Quote the entries word for word. Omit the pictures.
%%
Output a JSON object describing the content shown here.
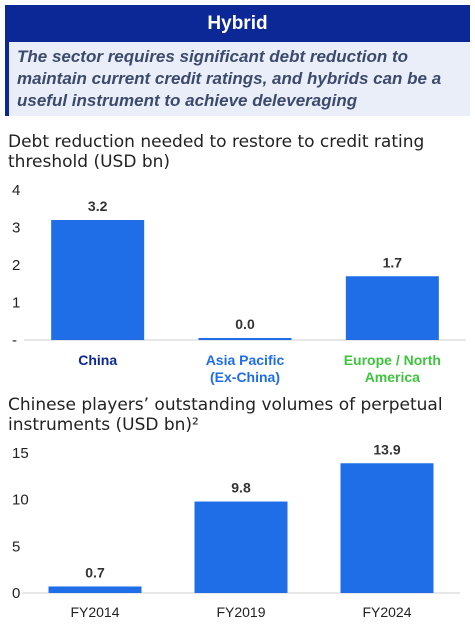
{
  "header": {
    "title": "Hybrid"
  },
  "summary": {
    "text": "The sector requires significant debt reduction to maintain current credit ratings, and hybrids can be a useful instrument to achieve deleveraging"
  },
  "colors": {
    "bar": "#1f6ee8",
    "header_bg": "#0b2896",
    "summary_bg": "#e9eef9",
    "green_label": "#3ec43e",
    "blue_label": "#1f6ee8",
    "dark_label": "#0b2896"
  },
  "chart_data": [
    {
      "type": "bar",
      "title": "Debt reduction needed to restore to credit rating threshold (USD bn)",
      "categories": [
        "China",
        "Asia Pacific (Ex-China)",
        "Europe / North America"
      ],
      "category_lines": [
        [
          "China"
        ],
        [
          "Asia Pacific",
          "(Ex-China)"
        ],
        [
          "Europe / North",
          "America"
        ]
      ],
      "category_colors": [
        "#0b2896",
        "#1f6ee8",
        "#3ec43e"
      ],
      "values": [
        3.2,
        0.0,
        1.7
      ],
      "data_labels": [
        "3.2",
        "0.0",
        "1.7"
      ],
      "ylim": [
        0,
        4
      ],
      "yticks": [
        0,
        1,
        2,
        3,
        4
      ],
      "ytick_labels": [
        "-",
        "1",
        "2",
        "3",
        "4"
      ],
      "grid": false
    },
    {
      "type": "bar",
      "title": "Chinese players’ outstanding volumes of perpetual instruments (USD bn)²",
      "categories": [
        "FY2014",
        "FY2019",
        "FY2024"
      ],
      "category_lines": [
        [
          "FY2014"
        ],
        [
          "FY2019"
        ],
        [
          "FY2024"
        ]
      ],
      "category_colors": [
        "#222222",
        "#222222",
        "#222222"
      ],
      "values": [
        0.7,
        9.8,
        13.9
      ],
      "data_labels": [
        "0.7",
        "9.8",
        "13.9"
      ],
      "ylim": [
        0,
        15
      ],
      "yticks": [
        0,
        5,
        10,
        15
      ],
      "ytick_labels": [
        "0",
        "5",
        "10",
        "15"
      ],
      "grid": false
    }
  ]
}
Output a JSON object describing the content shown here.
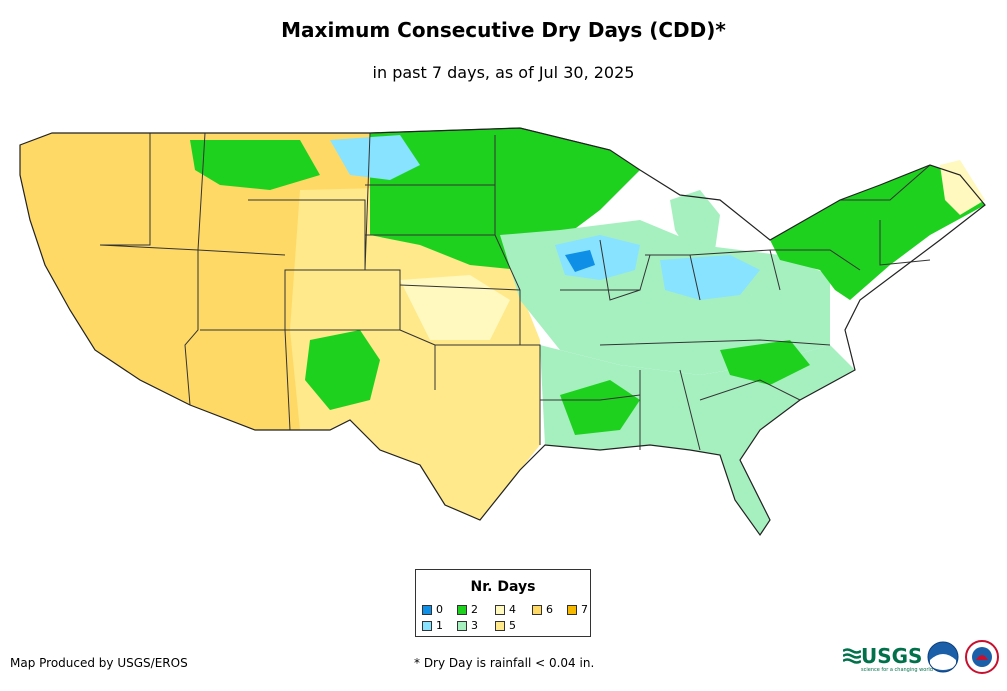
{
  "title": "Maximum Consecutive Dry Days (CDD)*",
  "subtitle": "in past 7 days, as of Jul 30, 2025",
  "legend": {
    "title": "Nr. Days",
    "items": [
      {
        "label": "0",
        "color": "#0f8fe6"
      },
      {
        "label": "1",
        "color": "#87e3ff"
      },
      {
        "label": "2",
        "color": "#1ed11e"
      },
      {
        "label": "3",
        "color": "#a6f0c0"
      },
      {
        "label": "4",
        "color": "#fff8bf"
      },
      {
        "label": "5",
        "color": "#ffe98a"
      },
      {
        "label": "6",
        "color": "#ffd966"
      },
      {
        "label": "7",
        "color": "#f7b800"
      }
    ]
  },
  "credit": "Map Produced by USGS/EROS",
  "footnote": "* Dry Day is rainfall < 0.04 in.",
  "logos": {
    "usgs": "USGS",
    "usgs_tagline": "science for a changing world",
    "noaa": "NOAA",
    "nws": "NWS"
  }
}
%%
*Exercise response*
Output a JSON object describing the content shown here.
{
  "header": {
    "title": "Hybrid"
  },
  "summary": {
    "text": "The sector requires significant debt reduction to maintain current credit ratings, and hybrids can be a useful instrument to achieve deleveraging"
  },
  "colors": {
    "bar": "#1f6ee8",
    "header_bg": "#0b2896",
    "summary_bg": "#e9eef9",
    "green_label": "#3ec43e",
    "blue_label": "#1f6ee8",
    "dark_label": "#0b2896"
  },
  "chart_data": [
    {
      "type": "bar",
      "title": "Debt reduction needed to restore to credit rating threshold (USD bn)",
      "categories": [
        "China",
        "Asia Pacific (Ex-China)",
        "Europe / North America"
      ],
      "category_lines": [
        [
          "China"
        ],
        [
          "Asia Pacific",
          "(Ex-China)"
        ],
        [
          "Europe / North",
          "America"
        ]
      ],
      "category_colors": [
        "#0b2896",
        "#1f6ee8",
        "#3ec43e"
      ],
      "values": [
        3.2,
        0.0,
        1.7
      ],
      "data_labels": [
        "3.2",
        "0.0",
        "1.7"
      ],
      "ylim": [
        0,
        4
      ],
      "yticks": [
        0,
        1,
        2,
        3,
        4
      ],
      "ytick_labels": [
        "-",
        "1",
        "2",
        "3",
        "4"
      ],
      "grid": false
    },
    {
      "type": "bar",
      "title": "Chinese players’ outstanding volumes of perpetual instruments (USD bn)²",
      "categories": [
        "FY2014",
        "FY2019",
        "FY2024"
      ],
      "category_lines": [
        [
          "FY2014"
        ],
        [
          "FY2019"
        ],
        [
          "FY2024"
        ]
      ],
      "category_colors": [
        "#222222",
        "#222222",
        "#222222"
      ],
      "values": [
        0.7,
        9.8,
        13.9
      ],
      "data_labels": [
        "0.7",
        "9.8",
        "13.9"
      ],
      "ylim": [
        0,
        15
      ],
      "yticks": [
        0,
        5,
        10,
        15
      ],
      "ytick_labels": [
        "0",
        "5",
        "10",
        "15"
      ],
      "grid": false
    }
  ]
}
Output a JSON object describing the content shown here.
{
  "title": "Maximum Consecutive Dry Days (CDD)*",
  "subtitle": "in past 7 days, as of Jul 30, 2025",
  "legend": {
    "title": "Nr. Days",
    "items": [
      {
        "label": "0",
        "color": "#0f8fe6"
      },
      {
        "label": "1",
        "color": "#87e3ff"
      },
      {
        "label": "2",
        "color": "#1ed11e"
      },
      {
        "label": "3",
        "color": "#a6f0c0"
      },
      {
        "label": "4",
        "color": "#fff8bf"
      },
      {
        "label": "5",
        "color": "#ffe98a"
      },
      {
        "label": "6",
        "color": "#ffd966"
      },
      {
        "label": "7",
        "color": "#f7b800"
      }
    ]
  },
  "credit": "Map Produced by USGS/EROS",
  "footnote": "* Dry Day is rainfall < 0.04 in.",
  "logos": {
    "usgs": "USGS",
    "usgs_tagline": "science for a changing world",
    "noaa": "NOAA",
    "nws": "NWS"
  }
}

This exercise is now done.